DOCUMENT
_ _ _ _ _ _ _

NICHOLAS WOODE-SMITH | Jewish identity not a licence to rewrite history

Genocide accusations against Israel misrepresent the conflict

Israeli Prime Minister Benjamin Netanyahu has embraced US President Donald Trump’s 20-point plan to end the war, which calls for Gaza’s demilitarisation and rules out any future governing role for Hamas.
Israeli prime minister Benjamin Netanyahu. The writer says there is no obligation for every Jew to support Netanyahu, Israel’s present government or every action of the Israeli Defence Forces, but that does not confer a right to rewrite Jewish history. (REUTERS/Ronen Zvulun/Pool/File Photo)

David Lewis is entitled to define his Jewishness however he pleases (“Jewish identity and dissent in the shadow of war”, May 12). He is right that Jews are not a political monolith. There is no obligation for every Jew to support Prime Minister Benjamin Netanyahu, Israel’s present government, or every action of the Israeli Defence Forces (IDF).

But that does not confer a right to Lewis to rewrite Jewish history. He begins by declaring his pride in South Africa “leading the charge” at the International Court of Justice against “the genocide being perpetrated against the Palestinian people”. He returns to the charge throughout, accusing Israel of having “already perpetrated” genocide in Gaza, and ending with the declaration: “Ethnic cleansing, genocide, war crimes. Not in my name.”

This is not a minor rhetorical flourish. It is the central accusation. And it is wrong. Genocide is not a synonym for war, civilian casualties, destruction, siege, displacement or even alleged war crimes. It is a specific legal and moral category requiring intent to destroy a protected group, in whole or in part.

Israel is not trying to exterminate Palestinians. Israel is fighting Hamas, the terrorist organisation that invaded Israel on October 7, massacred civilians, took hostages and then embedded itself among the population of Gaza.

_ _ _ _ _ _ _

PROVIDED DATA
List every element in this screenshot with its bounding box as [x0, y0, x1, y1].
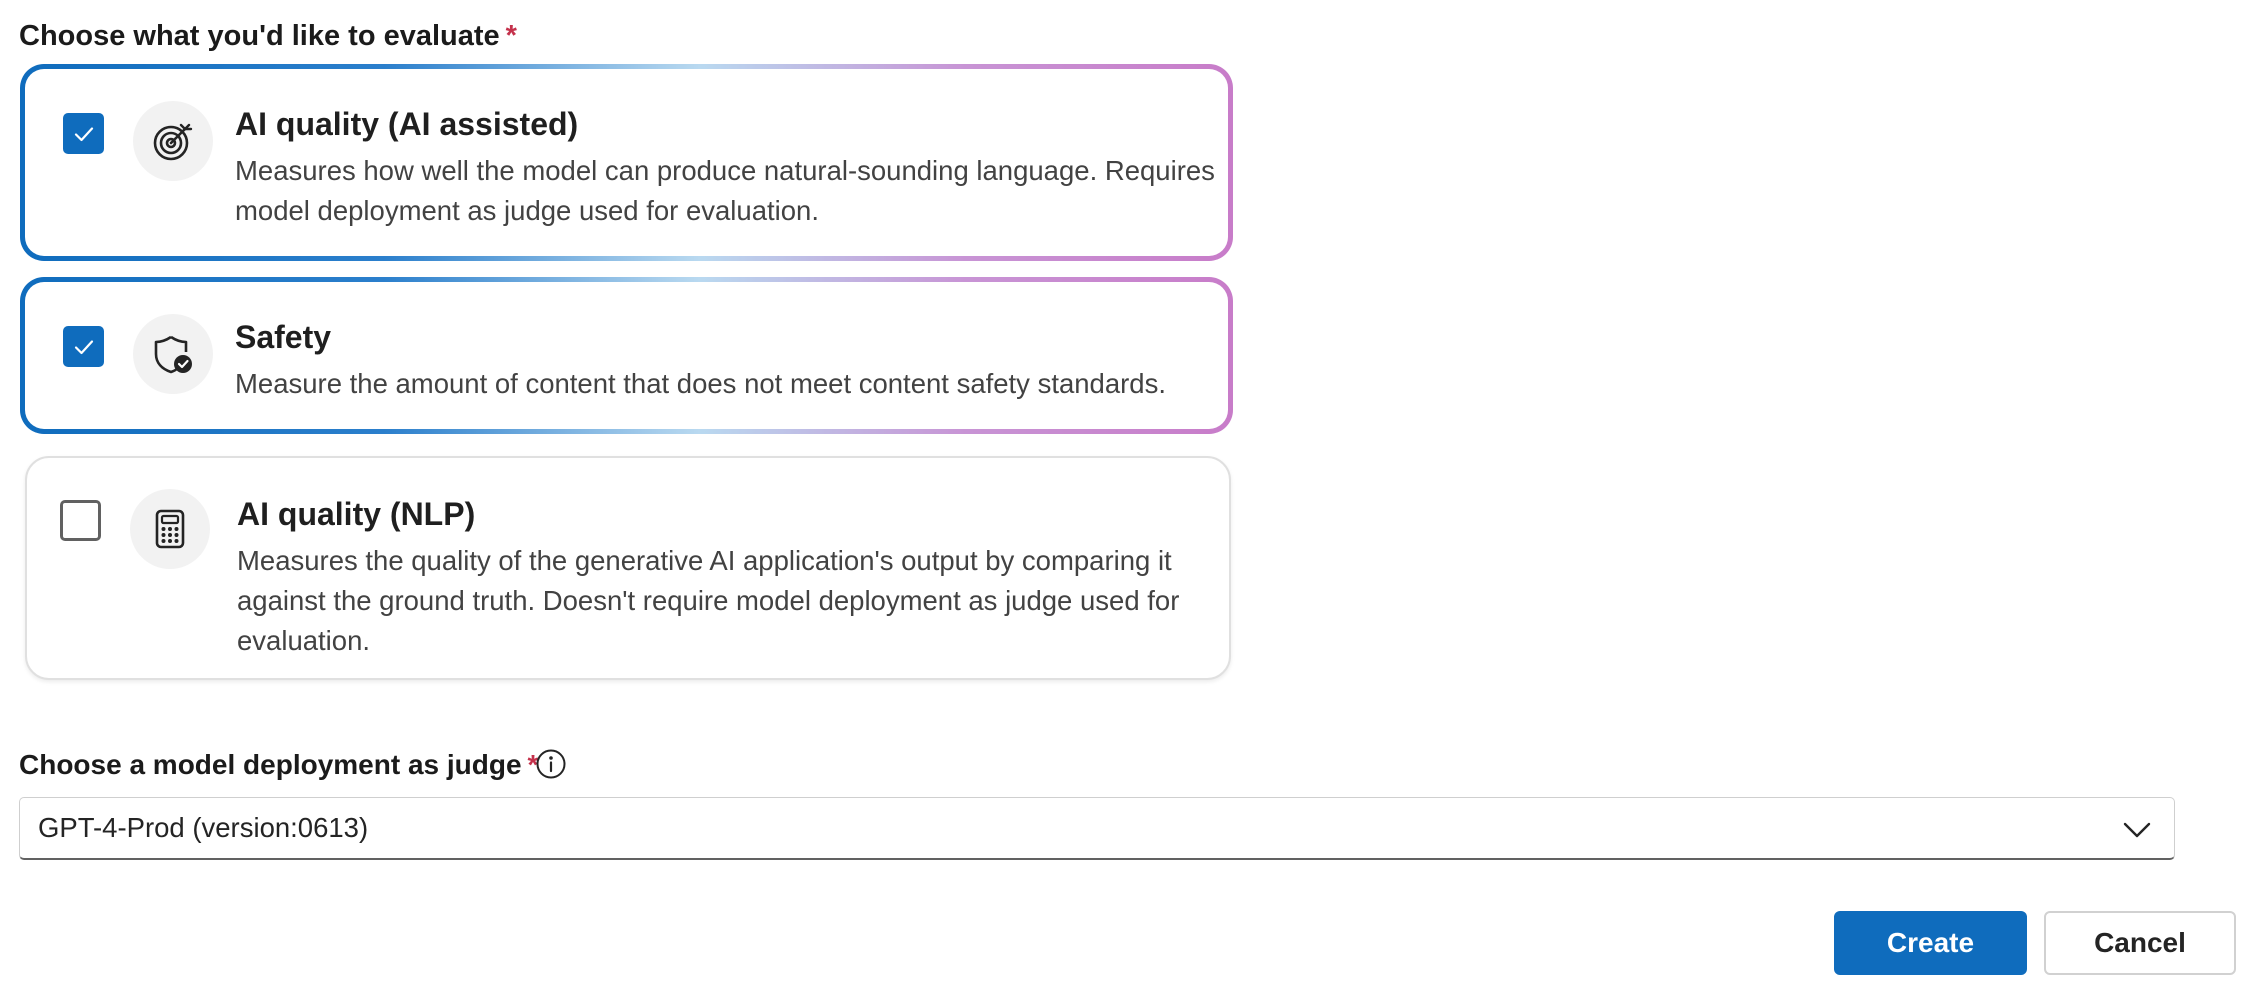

_ _ _ _ _ _ _

GIVEN TASK A
Answer these questions using the opinion piece above the data:
(i) On what date did the Lewis piece being answered appear?
(ii) At which court does Lewis say South Africa is "leading the charge"?
(iii) According to the writer, what does genocide require as a legal and moral category?
GIVEN TASK B
The opinion piece above the data lists things that genocide is not a synonym for. Name every one of them.
GIVEN TASK C
Copy word for word the part of the opinion piece above the data running from "David Lewis is" down to "Defence Forces (IDF).".

EXERCISE ANSWER A
(i) May 12.
(ii) The International Court of Justice.
(iii) Intent to destroy a protected group, in whole or in part.

EXERCISE ANSWER B
- War
- Civilian casualties
- Destruction
- Siege
- Displacement
- Alleged war crimes

EXERCISE ANSWER C
David Lewis is entitled to define his Jewishness however he pleases (“Jewish identity and dissent in the shadow of war”, May 12). He is right that Jews are not a political monolith. There is no obligation for every Jew to support Prime Minister Benjamin Netanyahu, Israel’s present government, or every action of the Israeli Defence Forces (IDF).